┏━━
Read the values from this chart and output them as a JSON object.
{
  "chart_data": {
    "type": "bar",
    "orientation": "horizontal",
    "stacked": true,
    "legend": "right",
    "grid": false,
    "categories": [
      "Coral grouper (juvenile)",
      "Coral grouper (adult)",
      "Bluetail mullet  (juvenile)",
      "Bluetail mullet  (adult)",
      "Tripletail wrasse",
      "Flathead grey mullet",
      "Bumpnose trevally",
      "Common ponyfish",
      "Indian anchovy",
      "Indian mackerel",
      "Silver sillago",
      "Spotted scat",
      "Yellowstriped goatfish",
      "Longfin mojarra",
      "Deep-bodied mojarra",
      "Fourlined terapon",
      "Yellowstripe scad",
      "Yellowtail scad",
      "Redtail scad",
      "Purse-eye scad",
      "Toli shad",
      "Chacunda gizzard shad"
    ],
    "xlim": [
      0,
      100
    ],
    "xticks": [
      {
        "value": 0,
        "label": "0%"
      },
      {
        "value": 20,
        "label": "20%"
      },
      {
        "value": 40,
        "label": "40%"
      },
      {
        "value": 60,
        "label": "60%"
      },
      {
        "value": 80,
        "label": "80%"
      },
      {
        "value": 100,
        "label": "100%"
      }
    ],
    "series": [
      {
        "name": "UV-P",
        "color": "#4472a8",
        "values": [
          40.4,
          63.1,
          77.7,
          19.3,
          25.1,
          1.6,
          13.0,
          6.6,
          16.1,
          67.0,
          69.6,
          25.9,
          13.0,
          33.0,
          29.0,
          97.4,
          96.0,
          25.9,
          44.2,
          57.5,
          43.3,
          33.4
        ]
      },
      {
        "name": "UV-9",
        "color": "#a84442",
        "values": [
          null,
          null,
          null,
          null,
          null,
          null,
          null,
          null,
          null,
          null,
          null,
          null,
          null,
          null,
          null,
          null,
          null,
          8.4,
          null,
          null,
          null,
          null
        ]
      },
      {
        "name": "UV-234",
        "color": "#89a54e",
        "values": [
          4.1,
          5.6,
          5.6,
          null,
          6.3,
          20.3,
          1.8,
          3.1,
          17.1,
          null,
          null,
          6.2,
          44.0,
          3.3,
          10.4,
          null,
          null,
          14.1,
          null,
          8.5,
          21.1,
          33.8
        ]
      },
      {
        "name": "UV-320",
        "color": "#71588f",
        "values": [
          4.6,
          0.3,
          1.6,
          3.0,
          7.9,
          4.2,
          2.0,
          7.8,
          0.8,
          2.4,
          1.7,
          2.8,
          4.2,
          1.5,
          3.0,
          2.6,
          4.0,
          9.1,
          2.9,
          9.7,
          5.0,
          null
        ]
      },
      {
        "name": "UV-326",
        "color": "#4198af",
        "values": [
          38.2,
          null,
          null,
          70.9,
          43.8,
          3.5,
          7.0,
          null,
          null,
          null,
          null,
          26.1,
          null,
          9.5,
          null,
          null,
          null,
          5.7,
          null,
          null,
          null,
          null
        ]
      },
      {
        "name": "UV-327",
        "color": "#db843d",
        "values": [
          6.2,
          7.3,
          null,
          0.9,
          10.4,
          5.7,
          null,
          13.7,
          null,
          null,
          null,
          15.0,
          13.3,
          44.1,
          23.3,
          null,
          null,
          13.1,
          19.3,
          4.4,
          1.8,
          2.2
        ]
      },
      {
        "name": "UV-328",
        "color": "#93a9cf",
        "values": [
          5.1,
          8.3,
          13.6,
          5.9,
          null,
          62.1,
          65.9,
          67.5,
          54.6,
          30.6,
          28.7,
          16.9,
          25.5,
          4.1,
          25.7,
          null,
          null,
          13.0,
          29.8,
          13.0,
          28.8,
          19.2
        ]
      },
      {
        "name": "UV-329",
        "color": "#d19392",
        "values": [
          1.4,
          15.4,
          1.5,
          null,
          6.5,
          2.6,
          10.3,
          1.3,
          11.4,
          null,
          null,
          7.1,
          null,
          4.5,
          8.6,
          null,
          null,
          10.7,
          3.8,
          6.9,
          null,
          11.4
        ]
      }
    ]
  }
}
┗━━
→ Exercise aim
Your task is to reproduce all of the records exactly.

→ Full solution
Read the values from this chart and output them as a JSON object.
{
  "chart_data": {
    "type": "bar",
    "orientation": "horizontal",
    "stacked": true,
    "legend": "right",
    "grid": false,
    "categories": [
      "Coral grouper (juvenile)",
      "Coral grouper (adult)",
      "Bluetail mullet  (juvenile)",
      "Bluetail mullet  (adult)",
      "Tripletail wrasse",
      "Flathead grey mullet",
      "Bumpnose trevally",
      "Common ponyfish",
      "Indian anchovy",
      "Indian mackerel",
      "Silver sillago",
      "Spotted scat",
      "Yellowstriped goatfish",
      "Longfin mojarra",
      "Deep-bodied mojarra",
      "Fourlined terapon",
      "Yellowstripe scad",
      "Yellowtail scad",
      "Redtail scad",
      "Purse-eye scad",
      "Toli shad",
      "Chacunda gizzard shad"
    ],
    "xlim": [
      0,
      100
    ],
    "xticks": [
      {
        "value": 0,
        "label": "0%"
      },
      {
        "value": 20,
        "label": "20%"
      },
      {
        "value": 40,
        "label": "40%"
      },
      {
        "value": 60,
        "label": "60%"
      },
      {
        "value": 80,
        "label": "80%"
      },
      {
        "value": 100,
        "label": "100%"
      }
    ],
    "series": [
      {
        "name": "UV-P",
        "color": "#4472a8",
        "values": [
          40.4,
          63.1,
          77.7,
          19.3,
          25.1,
          1.6,
          13.0,
          6.6,
          16.1,
          67.0,
          69.6,
          25.9,
          13.0,
          33.0,
          29.0,
          97.4,
          96.0,
          25.9,
          44.2,
          57.5,
          43.3,
          33.4
        ]
      },
      {
        "name": "UV-9",
        "color": "#a84442",
        "values": [
          null,
          null,
          null,
          null,
          null,
          null,
          null,
          null,
          null,
          null,
          null,
          null,
          null,
          null,
          null,
          null,
          null,
          8.4,
          null,
          null,
          null,
          null
        ]
      },
      {
        "name": "UV-234",
        "color": "#89a54e",
        "values": [
          4.1,
          5.6,
          5.6,
          null,
          6.3,
          20.3,
          1.8,
          3.1,
          17.1,
          null,
          null,
          6.2,
          44.0,
          3.3,
          10.4,
          null,
          null,
          14.1,
          null,
          8.5,
          21.1,
          33.8
        ]
      },
      {
        "name": "UV-320",
        "color": "#71588f",
        "values": [
          4.6,
          0.3,
          1.6,
          3.0,
          7.9,
          4.2,
          2.0,
          7.8,
          0.8,
          2.4,
          1.7,
          2.8,
          4.2,
          1.5,
          3.0,
          2.6,
          4.0,
          9.1,
          2.9,
          9.7,
          5.0,
          null
        ]
      },
      {
        "name": "UV-326",
        "color": "#4198af",
        "values": [
          38.2,
          null,
          null,
          70.9,
          43.8,
          3.5,
          7.0,
          null,
          null,
          null,
          null,
          26.1,
          null,
          9.5,
          null,
          null,
          null,
          5.7,
          null,
          null,
          null,
          null
        ]
      },
      {
        "name": "UV-327",
        "color": "#db843d",
        "values": [
          6.2,
          7.3,
          null,
          0.9,
          10.4,
          5.7,
          null,
          13.7,
          null,
          null,
          null,
          15.0,
          13.3,
          44.1,
          23.3,
          null,
          null,
          13.1,
          19.3,
          4.4,
          1.8,
          2.2
        ]
      },
      {
        "name": "UV-328",
        "color": "#93a9cf",
        "values": [
          5.1,
          8.3,
          13.6,
          5.9,
          null,
          62.1,
          65.9,
          67.5,
          54.6,
          30.6,
          28.7,
          16.9,
          25.5,
          4.1,
          25.7,
          null,
          null,
          13.0,
          29.8,
          13.0,
          28.8,
          19.2
        ]
      },
      {
        "name": "UV-329",
        "color": "#d19392",
        "values": [
          1.4,
          15.4,
          1.5,
          null,
          6.5,
          2.6,
          10.3,
          1.3,
          11.4,
          null,
          null,
          7.1,
          null,
          4.5,
          8.6,
          null,
          null,
          10.7,
          3.8,
          6.9,
          null,
          11.4
        ]
      }
    ]
  }
}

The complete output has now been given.